• Problem to solve: Leave out the pictures and copy everything else below exactly.
--- Records for processing ---
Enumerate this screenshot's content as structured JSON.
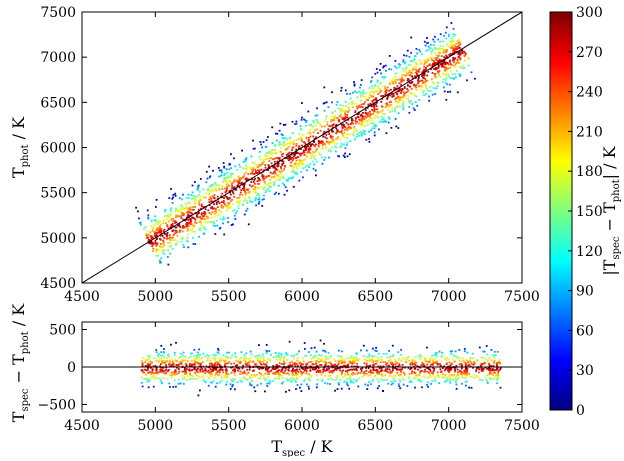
{
  "chart_data": [
    {
      "type": "heatmap",
      "title": "",
      "xlim": [
        4500,
        7500
      ],
      "ylim": [
        4500,
        7500
      ],
      "x_ticks": [
        4500,
        5000,
        5500,
        6000,
        6500,
        7000,
        7500
      ],
      "y_ticks": [
        4500,
        5000,
        5500,
        6000,
        6500,
        7000,
        7500
      ],
      "x_tick_labels": [
        "4500",
        "5000",
        "5500",
        "6000",
        "6500",
        "7000",
        "7500"
      ],
      "y_tick_labels": [
        "4500",
        "5000",
        "5500",
        "6000",
        "6500",
        "7000",
        "7500"
      ],
      "ylabel": {
        "base": "T",
        "sub": "phot",
        "unit": " / K"
      },
      "reference_line": {
        "x": [
          4500,
          7500
        ],
        "y": [
          4500,
          7500
        ]
      },
      "density_ridge": {
        "x": [
          5000,
          5500,
          6000,
          6500,
          7000
        ],
        "y": [
          5000,
          5500,
          6000,
          6500,
          7000
        ],
        "abs_residual_max": [
          300,
          300,
          300,
          300,
          300
        ]
      },
      "grid": false
    },
    {
      "type": "heatmap",
      "title": "",
      "xlim": [
        4500,
        7500
      ],
      "ylim": [
        -600,
        600
      ],
      "x_ticks": [
        4500,
        5000,
        5500,
        6000,
        6500,
        7000,
        7500
      ],
      "y_ticks": [
        -500,
        0,
        500
      ],
      "x_tick_labels": [
        "4500",
        "5000",
        "5500",
        "6000",
        "6500",
        "7000",
        "7500"
      ],
      "y_tick_labels": [
        "−500",
        "0",
        "500"
      ],
      "xlabel": {
        "base": "T",
        "sub": "spec",
        "unit": " / K"
      },
      "ylabel": {
        "base": "T",
        "sub": "spec",
        "minus": " − ",
        "base2": "T",
        "sub2": "phot",
        "unit": " / K"
      },
      "reference_line": {
        "x": [
          4500,
          7500
        ],
        "y": [
          0,
          0
        ]
      },
      "density_band": {
        "x": [
          4900,
          5500,
          6000,
          6500,
          7000,
          7300
        ],
        "residual_halfwidth": [
          150,
          200,
          300,
          300,
          300,
          200
        ]
      },
      "grid": false
    }
  ],
  "colorbar": {
    "range": [
      0,
      300
    ],
    "ticks": [
      0,
      30,
      60,
      90,
      120,
      150,
      180,
      210,
      240,
      270,
      300
    ],
    "tick_labels": [
      "0",
      "30",
      "60",
      "90",
      "120",
      "150",
      "180",
      "210",
      "240",
      "270",
      "300"
    ],
    "label": {
      "open": "|T",
      "sub": "spec",
      "minus": " − ",
      "base2": "T",
      "sub2": "phot",
      "close": "| / K"
    },
    "colormap": "jet",
    "colors": [
      "#00007f",
      "#0000ff",
      "#007fff",
      "#00ffff",
      "#7fff7f",
      "#ffff00",
      "#ff7f00",
      "#ff0000",
      "#7f0000"
    ]
  },
  "scatter_color": "#666666"
}
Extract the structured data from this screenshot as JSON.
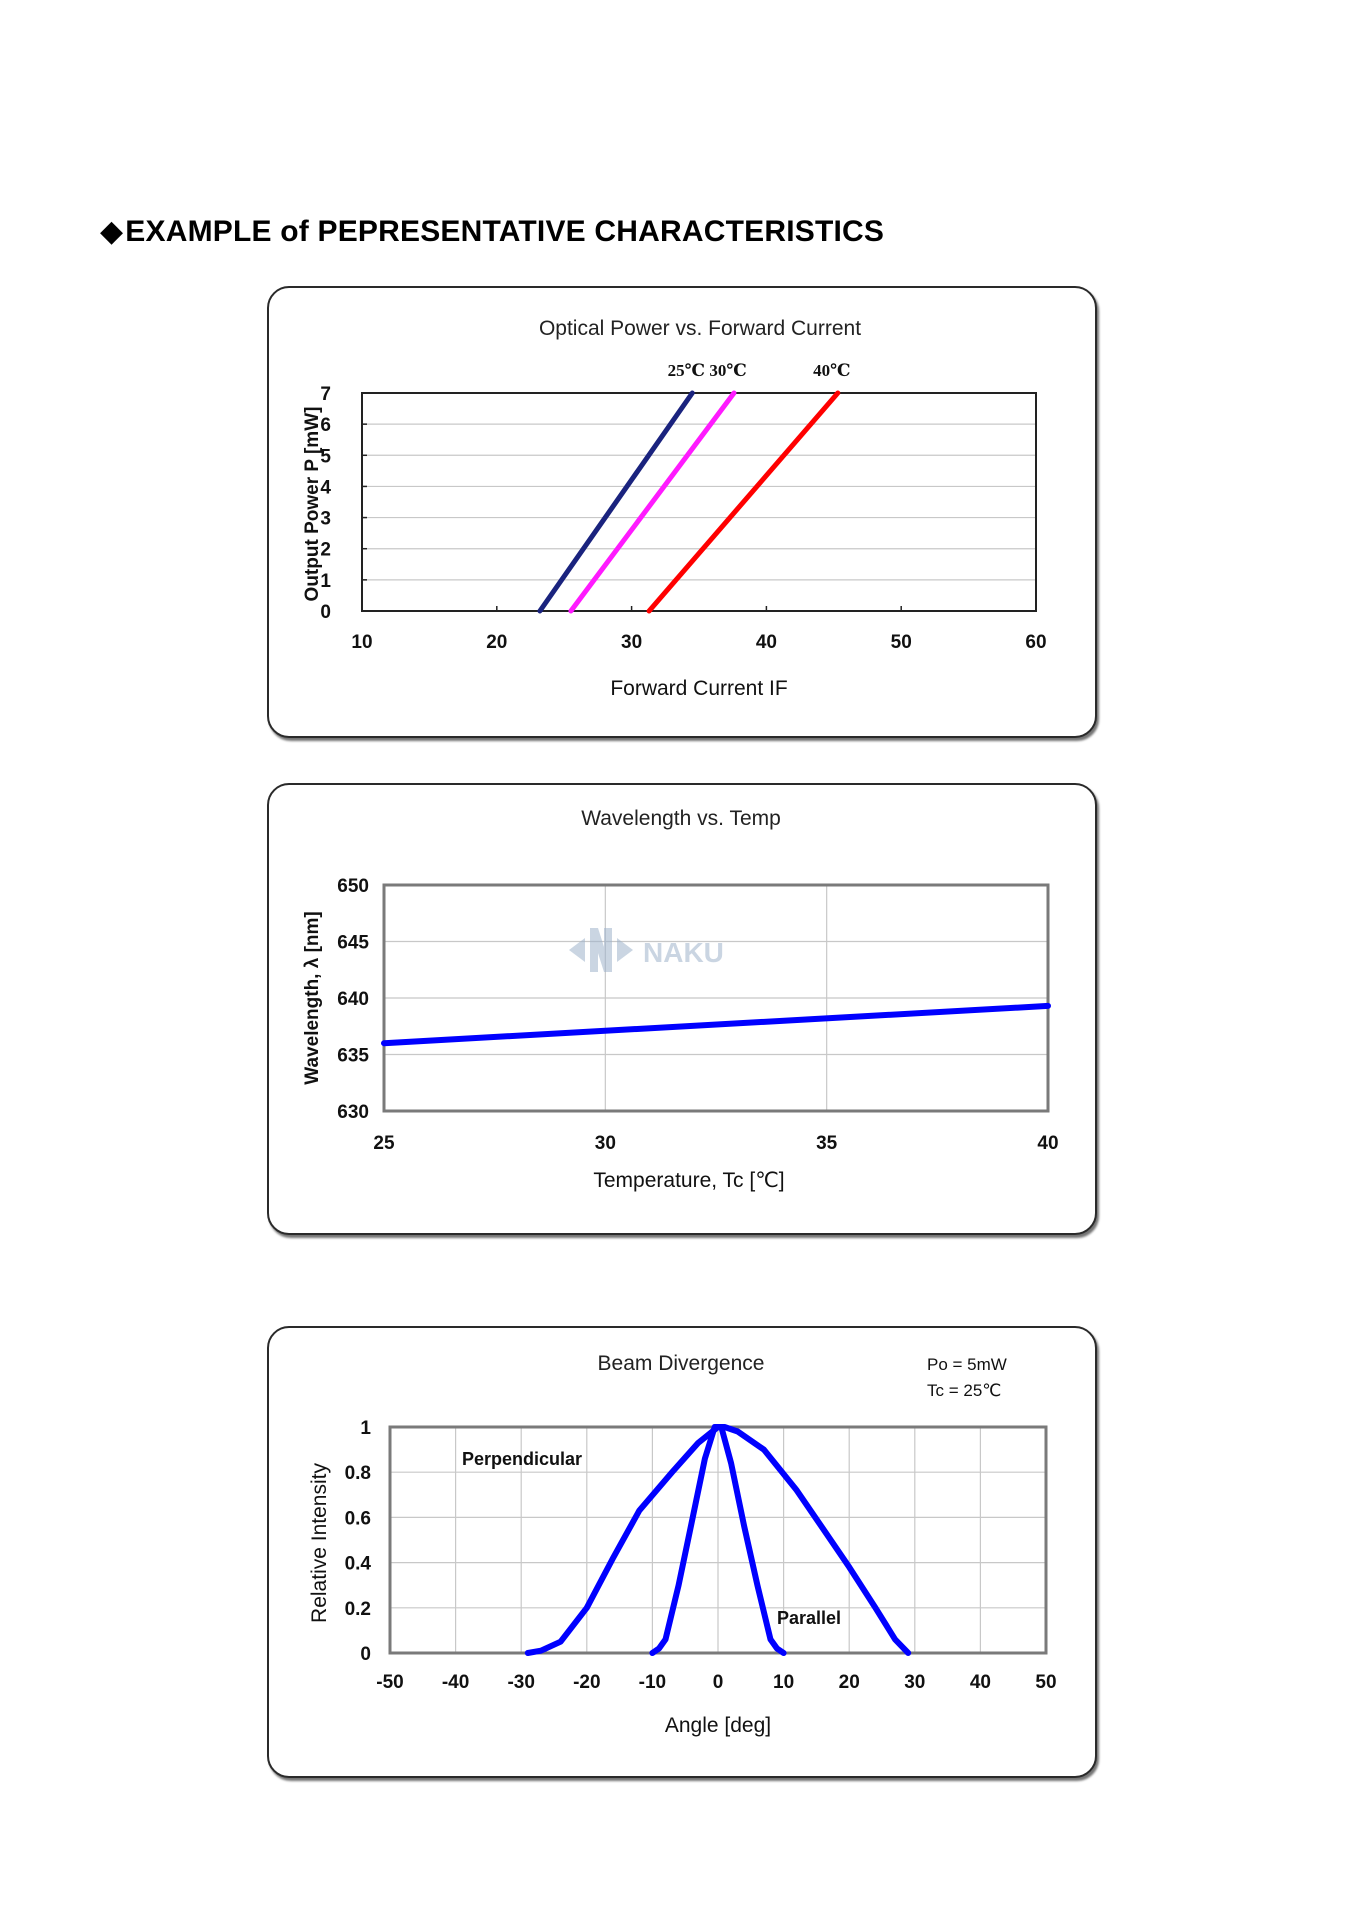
{
  "heading": {
    "diamond": "◆",
    "text": "EXAMPLE of PEPRESENTATIVE CHARACTERISTICS"
  },
  "watermark": {
    "text": "NAKU",
    "color": "#9fb3cc"
  },
  "chart_data": [
    {
      "type": "line",
      "title": "Optical Power vs. Forward Current",
      "xlabel": "Forward Current  IF",
      "ylabel": "Output Power  P [mW]",
      "xlim": [
        10,
        60
      ],
      "ylim": [
        0,
        7
      ],
      "xticks": [
        10,
        20,
        30,
        40,
        50,
        60
      ],
      "yticks": [
        0,
        1,
        2,
        3,
        4,
        5,
        6,
        7
      ],
      "grid": true,
      "series": [
        {
          "name": "25℃",
          "color": "#1a237e",
          "x": [
            23.2,
            34.5
          ],
          "y": [
            0,
            7
          ]
        },
        {
          "name": "30℃",
          "color": "#ff1aff",
          "x": [
            25.5,
            37.6
          ],
          "y": [
            0,
            7
          ]
        },
        {
          "name": "40℃",
          "color": "#ff0000",
          "x": [
            31.3,
            45.3
          ],
          "y": [
            0,
            7
          ]
        }
      ]
    },
    {
      "type": "line",
      "title": "Wavelength vs. Temp",
      "xlabel": "Temperature, Tc [℃]",
      "ylabel": "Wavelength, λ [nm]",
      "xlim": [
        25,
        40
      ],
      "ylim": [
        630,
        650
      ],
      "xticks": [
        25,
        30,
        35,
        40
      ],
      "yticks": [
        630,
        635,
        640,
        645,
        650
      ],
      "grid": true,
      "series": [
        {
          "color": "#0000ff",
          "x": [
            25,
            40
          ],
          "y": [
            636.0,
            639.3
          ]
        }
      ]
    },
    {
      "type": "line",
      "title": "Beam Divergence",
      "notes": [
        "Po = 5mW",
        "Tc = 25℃"
      ],
      "xlabel": "Angle [deg]",
      "ylabel": "Relative Intensity",
      "xlim": [
        -50,
        50
      ],
      "ylim": [
        0,
        1
      ],
      "xticks": [
        -50,
        -40,
        -30,
        -20,
        -10,
        0,
        10,
        20,
        30,
        40,
        50
      ],
      "yticks": [
        0,
        0.2,
        0.4,
        0.6,
        0.8,
        1
      ],
      "ytick_labels": [
        "0",
        "0.2",
        "0.4",
        "0.6",
        "0.8",
        "1"
      ],
      "grid": true,
      "annotations": [
        "Perpendicular",
        "Parallel"
      ],
      "series": [
        {
          "name": "Perpendicular",
          "color": "#0000ff",
          "x": [
            -29,
            -27,
            -24,
            -20,
            -16,
            -12,
            -7,
            -3,
            0,
            1,
            3,
            7,
            12,
            16,
            20,
            24,
            27,
            29
          ],
          "y": [
            0,
            0.01,
            0.05,
            0.2,
            0.42,
            0.63,
            0.8,
            0.93,
            1,
            1,
            0.98,
            0.9,
            0.72,
            0.55,
            0.38,
            0.2,
            0.06,
            0
          ]
        },
        {
          "name": "Parallel",
          "color": "#0000ff",
          "x": [
            -10,
            -9,
            -8,
            -6,
            -4,
            -2,
            -0.5,
            0.5,
            2,
            4,
            6,
            8,
            9,
            10
          ],
          "y": [
            0,
            0.02,
            0.06,
            0.3,
            0.58,
            0.86,
            1,
            1,
            0.84,
            0.56,
            0.3,
            0.06,
            0.02,
            0
          ]
        }
      ]
    }
  ]
}
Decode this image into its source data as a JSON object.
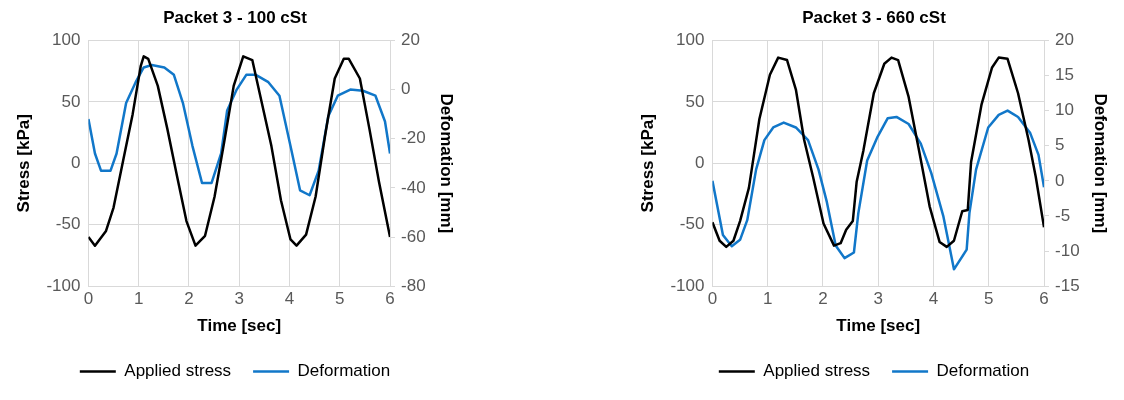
---
• Response to the task:
Enumerate this screenshot's content as structured JSON.
{
  "chart_data": [
    {
      "type": "heatmap",
      "title": "",
      "xlim": [
        4500,
        7500
      ],
      "ylim": [
        4500,
        7500
      ],
      "x_ticks": [
        4500,
        5000,
        5500,
        6000,
        6500,
        7000,
        7500
      ],
      "y_ticks": [
        4500,
        5000,
        5500,
        6000,
        6500,
        7000,
        7500
      ],
      "x_tick_labels": [
        "4500",
        "5000",
        "5500",
        "6000",
        "6500",
        "7000",
        "7500"
      ],
      "y_tick_labels": [
        "4500",
        "5000",
        "5500",
        "6000",
        "6500",
        "7000",
        "7500"
      ],
      "ylabel": {
        "base": "T",
        "sub": "phot",
        "unit": " / K"
      },
      "reference_line": {
        "x": [
          4500,
          7500
        ],
        "y": [
          4500,
          7500
        ]
      },
      "density_ridge": {
        "x": [
          5000,
          5500,
          6000,
          6500,
          7000
        ],
        "y": [
          5000,
          5500,
          6000,
          6500,
          7000
        ],
        "abs_residual_max": [
          300,
          300,
          300,
          300,
          300
        ]
      },
      "grid": false
    },
    {
      "type": "heatmap",
      "title": "",
      "xlim": [
        4500,
        7500
      ],
      "ylim": [
        -600,
        600
      ],
      "x_ticks": [
        4500,
        5000,
        5500,
        6000,
        6500,
        7000,
        7500
      ],
      "y_ticks": [
        -500,
        0,
        500
      ],
      "x_tick_labels": [
        "4500",
        "5000",
        "5500",
        "6000",
        "6500",
        "7000",
        "7500"
      ],
      "y_tick_labels": [
        "−500",
        "0",
        "500"
      ],
      "xlabel": {
        "base": "T",
        "sub": "spec",
        "unit": " / K"
      },
      "ylabel": {
        "base": "T",
        "sub": "spec",
        "minus": " − ",
        "base2": "T",
        "sub2": "phot",
        "unit": " / K"
      },
      "reference_line": {
        "x": [
          4500,
          7500
        ],
        "y": [
          0,
          0
        ]
      },
      "density_band": {
        "x": [
          4900,
          5500,
          6000,
          6500,
          7000,
          7300
        ],
        "residual_halfwidth": [
          150,
          200,
          300,
          300,
          300,
          200
        ]
      },
      "grid": false
    }
  ],
  "colorbar": {
    "range": [
      0,
      300
    ],
    "ticks": [
      0,
      30,
      60,
      90,
      120,
      150,
      180,
      210,
      240,
      270,
      300
    ],
    "tick_labels": [
      "0",
      "30",
      "60",
      "90",
      "120",
      "150",
      "180",
      "210",
      "240",
      "270",
      "300"
    ],
    "label": {
      "open": "|T",
      "sub": "spec",
      "minus": " − ",
      "base2": "T",
      "sub2": "phot",
      "close": "| / K"
    },
    "colormap": "jet",
    "colors": [
      "#00007f",
      "#0000ff",
      "#007fff",
      "#00ffff",
      "#7fff7f",
      "#ffff00",
      "#ff7f00",
      "#ff0000",
      "#7f0000"
    ]
  },
  "scatter_color": "#666666"
}
Extract the structured data from this screenshot as JSON.
{
  "heading": {
    "diamond": "◆",
    "text": "EXAMPLE of PEPRESENTATIVE CHARACTERISTICS"
  },
  "watermark": {
    "text": "NAKU",
    "color": "#9fb3cc"
  },
  "chart_data": [
    {
      "type": "line",
      "title": "Optical Power vs. Forward Current",
      "xlabel": "Forward Current  IF",
      "ylabel": "Output Power  P [mW]",
      "xlim": [
        10,
        60
      ],
      "ylim": [
        0,
        7
      ],
      "xticks": [
        10,
        20,
        30,
        40,
        50,
        60
      ],
      "yticks": [
        0,
        1,
        2,
        3,
        4,
        5,
        6,
        7
      ],
      "grid": true,
      "series": [
        {
          "name": "25℃",
          "color": "#1a237e",
          "x": [
            23.2,
            34.5
          ],
          "y": [
            0,
            7
          ]
        },
        {
          "name": "30℃",
          "color": "#ff1aff",
          "x": [
            25.5,
            37.6
          ],
          "y": [
            0,
            7
          ]
        },
        {
          "name": "40℃",
          "color": "#ff0000",
          "x": [
            31.3,
            45.3
          ],
          "y": [
            0,
            7
          ]
        }
      ]
    },
    {
      "type": "line",
      "title": "Wavelength vs. Temp",
      "xlabel": "Temperature, Tc [℃]",
      "ylabel": "Wavelength, λ [nm]",
      "xlim": [
        25,
        40
      ],
      "ylim": [
        630,
        650
      ],
      "xticks": [
        25,
        30,
        35,
        40
      ],
      "yticks": [
        630,
        635,
        640,
        645,
        650
      ],
      "grid": true,
      "series": [
        {
          "color": "#0000ff",
          "x": [
            25,
            40
          ],
          "y": [
            636.0,
            639.3
          ]
        }
      ]
    },
    {
      "type": "line",
      "title": "Beam Divergence",
      "notes": [
        "Po = 5mW",
        "Tc = 25℃"
      ],
      "xlabel": "Angle [deg]",
      "ylabel": "Relative Intensity",
      "xlim": [
        -50,
        50
      ],
      "ylim": [
        0,
        1
      ],
      "xticks": [
        -50,
        -40,
        -30,
        -20,
        -10,
        0,
        10,
        20,
        30,
        40,
        50
      ],
      "yticks": [
        0,
        0.2,
        0.4,
        0.6,
        0.8,
        1
      ],
      "ytick_labels": [
        "0",
        "0.2",
        "0.4",
        "0.6",
        "0.8",
        "1"
      ],
      "grid": true,
      "annotations": [
        "Perpendicular",
        "Parallel"
      ],
      "series": [
        {
          "name": "Perpendicular",
          "color": "#0000ff",
          "x": [
            -29,
            -27,
            -24,
            -20,
            -16,
            -12,
            -7,
            -3,
            0,
            1,
            3,
            7,
            12,
            16,
            20,
            24,
            27,
            29
          ],
          "y": [
            0,
            0.01,
            0.05,
            0.2,
            0.42,
            0.63,
            0.8,
            0.93,
            1,
            1,
            0.98,
            0.9,
            0.72,
            0.55,
            0.38,
            0.2,
            0.06,
            0
          ]
        },
        {
          "name": "Parallel",
          "color": "#0000ff",
          "x": [
            -10,
            -9,
            -8,
            -6,
            -4,
            -2,
            -0.5,
            0.5,
            2,
            4,
            6,
            8,
            9,
            10
          ],
          "y": [
            0,
            0.02,
            0.06,
            0.3,
            0.58,
            0.86,
            1,
            1,
            0.84,
            0.56,
            0.3,
            0.06,
            0.02,
            0
          ]
        }
      ]
    }
  ]
}
Decode this image into its source data as a JSON object.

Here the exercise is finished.